Problem requirements> Give the number of lines in the records that include the word "allmänhet", and nothing besides.

Stored data>
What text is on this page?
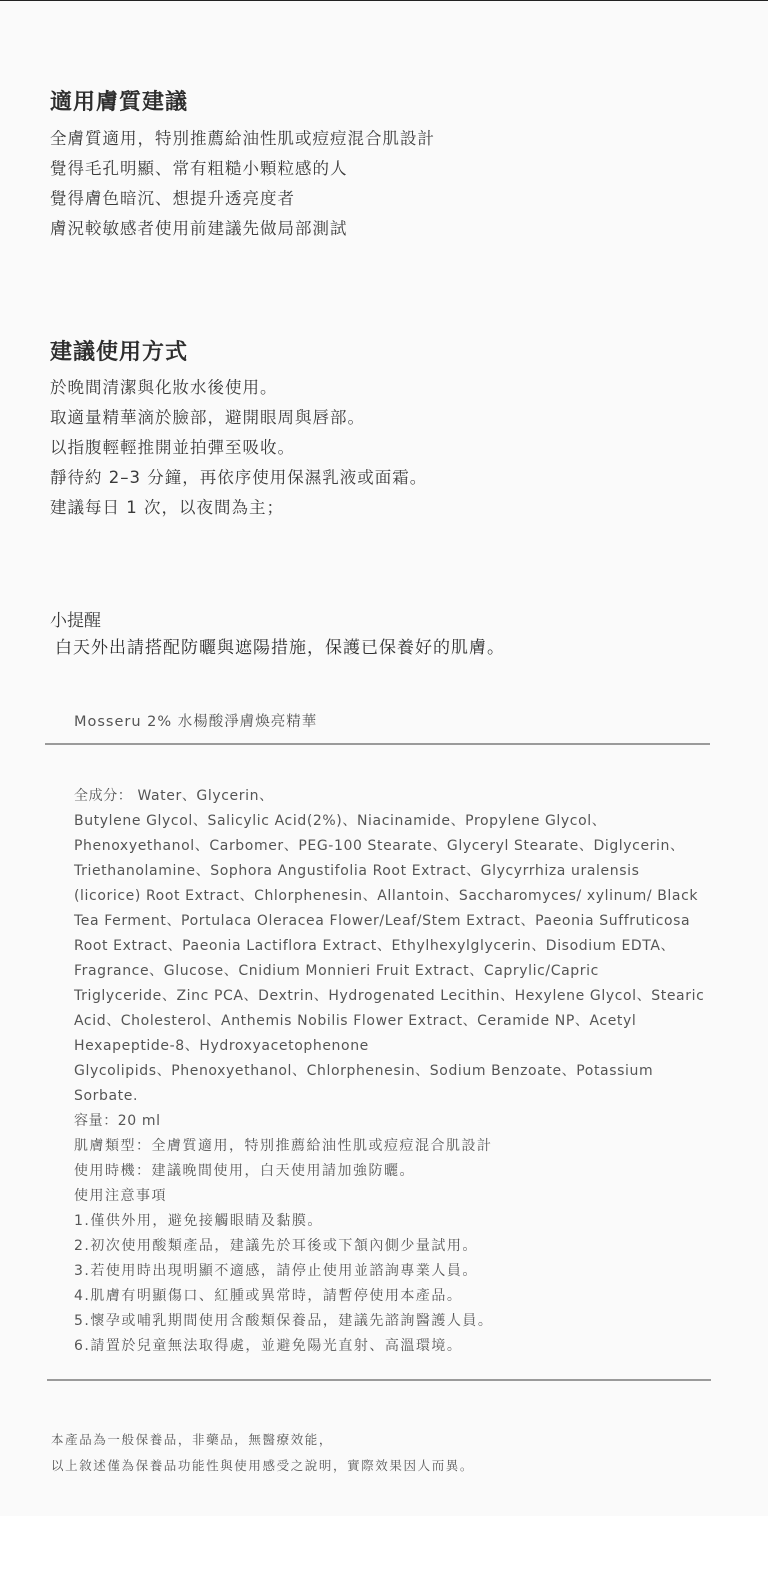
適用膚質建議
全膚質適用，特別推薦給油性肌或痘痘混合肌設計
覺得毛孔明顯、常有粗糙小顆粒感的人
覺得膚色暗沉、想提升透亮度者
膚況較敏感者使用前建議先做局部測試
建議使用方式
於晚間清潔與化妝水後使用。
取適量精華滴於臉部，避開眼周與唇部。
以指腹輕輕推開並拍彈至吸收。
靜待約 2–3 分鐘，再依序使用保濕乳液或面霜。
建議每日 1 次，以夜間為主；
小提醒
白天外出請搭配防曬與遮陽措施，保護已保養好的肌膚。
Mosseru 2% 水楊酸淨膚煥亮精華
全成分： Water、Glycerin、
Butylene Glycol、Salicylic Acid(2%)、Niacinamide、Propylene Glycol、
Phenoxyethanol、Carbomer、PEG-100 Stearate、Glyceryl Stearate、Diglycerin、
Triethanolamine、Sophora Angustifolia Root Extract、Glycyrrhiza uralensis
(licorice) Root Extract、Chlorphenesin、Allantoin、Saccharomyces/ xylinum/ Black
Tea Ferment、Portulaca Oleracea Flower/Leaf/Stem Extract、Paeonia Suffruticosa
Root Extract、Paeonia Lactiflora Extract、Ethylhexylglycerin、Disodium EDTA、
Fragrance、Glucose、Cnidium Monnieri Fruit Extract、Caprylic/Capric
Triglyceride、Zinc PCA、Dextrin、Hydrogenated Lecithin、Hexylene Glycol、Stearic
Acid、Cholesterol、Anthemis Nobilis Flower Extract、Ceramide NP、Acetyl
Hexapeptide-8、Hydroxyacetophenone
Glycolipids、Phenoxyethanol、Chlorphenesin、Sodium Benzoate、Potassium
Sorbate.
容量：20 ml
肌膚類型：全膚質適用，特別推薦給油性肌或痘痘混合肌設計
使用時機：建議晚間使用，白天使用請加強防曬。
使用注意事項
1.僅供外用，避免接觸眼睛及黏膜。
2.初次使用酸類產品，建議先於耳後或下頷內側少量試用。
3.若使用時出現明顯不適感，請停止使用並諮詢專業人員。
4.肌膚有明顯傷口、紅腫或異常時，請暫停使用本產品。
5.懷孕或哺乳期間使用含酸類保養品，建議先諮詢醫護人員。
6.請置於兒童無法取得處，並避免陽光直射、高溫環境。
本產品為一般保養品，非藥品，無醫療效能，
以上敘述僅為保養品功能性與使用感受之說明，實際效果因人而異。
...
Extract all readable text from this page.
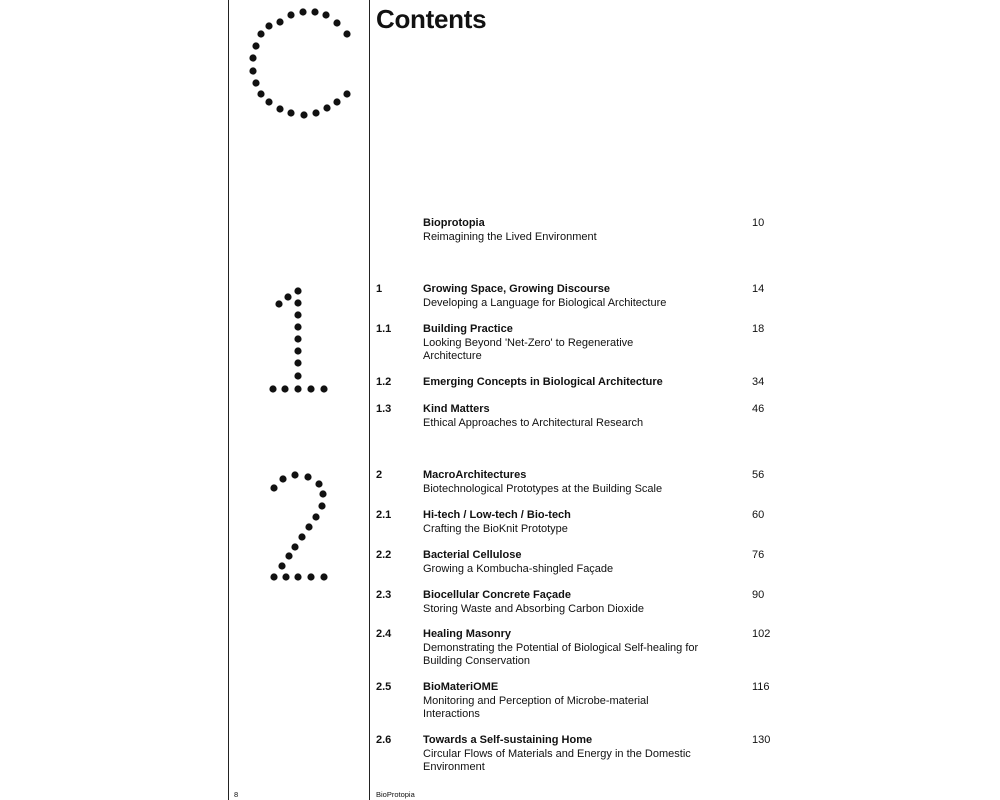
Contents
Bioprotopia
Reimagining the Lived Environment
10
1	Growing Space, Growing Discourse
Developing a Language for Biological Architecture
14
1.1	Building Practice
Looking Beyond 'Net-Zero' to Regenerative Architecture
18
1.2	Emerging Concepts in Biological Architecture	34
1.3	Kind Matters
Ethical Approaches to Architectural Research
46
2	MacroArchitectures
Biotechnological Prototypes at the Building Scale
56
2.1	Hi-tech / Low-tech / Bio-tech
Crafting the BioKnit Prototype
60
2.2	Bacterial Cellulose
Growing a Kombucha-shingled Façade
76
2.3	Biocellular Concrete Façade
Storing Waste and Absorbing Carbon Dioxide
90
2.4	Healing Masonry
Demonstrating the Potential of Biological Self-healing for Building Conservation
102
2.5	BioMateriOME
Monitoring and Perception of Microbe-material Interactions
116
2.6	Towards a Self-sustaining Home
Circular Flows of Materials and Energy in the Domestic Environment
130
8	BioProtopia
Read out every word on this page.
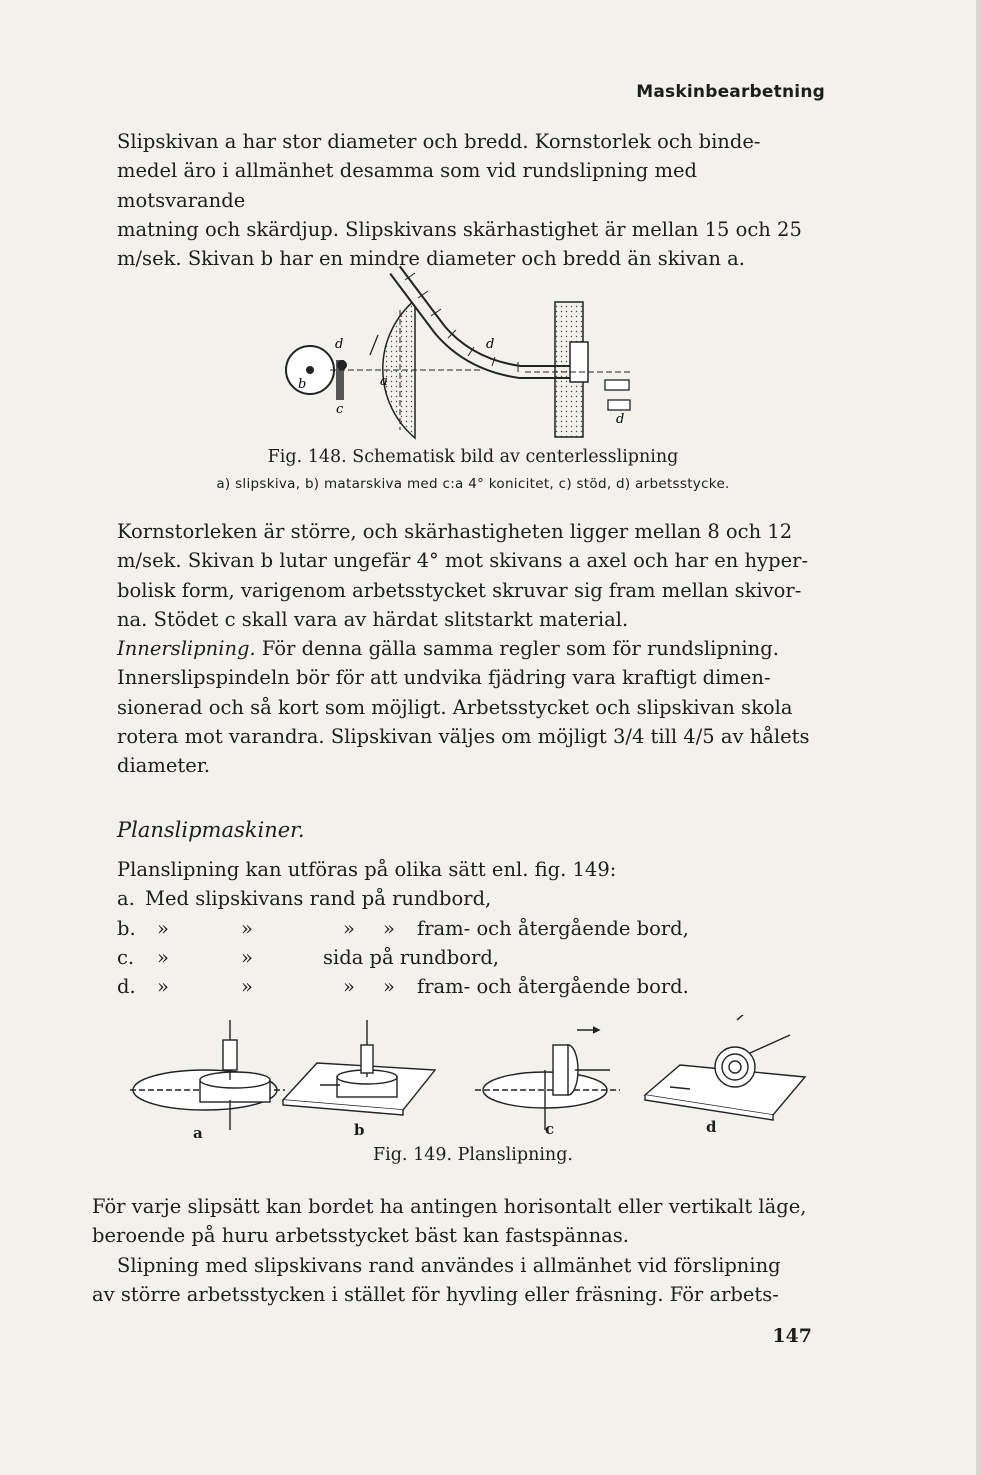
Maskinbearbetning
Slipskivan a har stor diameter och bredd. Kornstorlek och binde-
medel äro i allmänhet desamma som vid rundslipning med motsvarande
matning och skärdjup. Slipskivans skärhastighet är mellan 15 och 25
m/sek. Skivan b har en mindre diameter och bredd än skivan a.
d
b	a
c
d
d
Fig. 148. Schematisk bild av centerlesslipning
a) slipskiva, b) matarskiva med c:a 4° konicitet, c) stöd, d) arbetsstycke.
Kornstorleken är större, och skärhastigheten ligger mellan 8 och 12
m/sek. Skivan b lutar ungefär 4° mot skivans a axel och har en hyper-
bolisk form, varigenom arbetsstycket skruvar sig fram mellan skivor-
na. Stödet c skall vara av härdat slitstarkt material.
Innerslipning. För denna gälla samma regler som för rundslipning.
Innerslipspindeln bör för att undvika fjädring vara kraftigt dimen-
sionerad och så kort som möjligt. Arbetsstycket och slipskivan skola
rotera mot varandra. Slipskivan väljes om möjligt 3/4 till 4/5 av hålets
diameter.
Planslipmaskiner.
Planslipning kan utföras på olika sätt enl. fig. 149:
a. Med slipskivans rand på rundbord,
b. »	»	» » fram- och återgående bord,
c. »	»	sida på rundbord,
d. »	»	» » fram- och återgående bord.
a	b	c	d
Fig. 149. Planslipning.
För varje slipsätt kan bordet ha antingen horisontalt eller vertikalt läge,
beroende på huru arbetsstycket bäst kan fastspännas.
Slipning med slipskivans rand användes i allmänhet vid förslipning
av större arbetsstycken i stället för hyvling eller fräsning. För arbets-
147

Solution to this problem> 2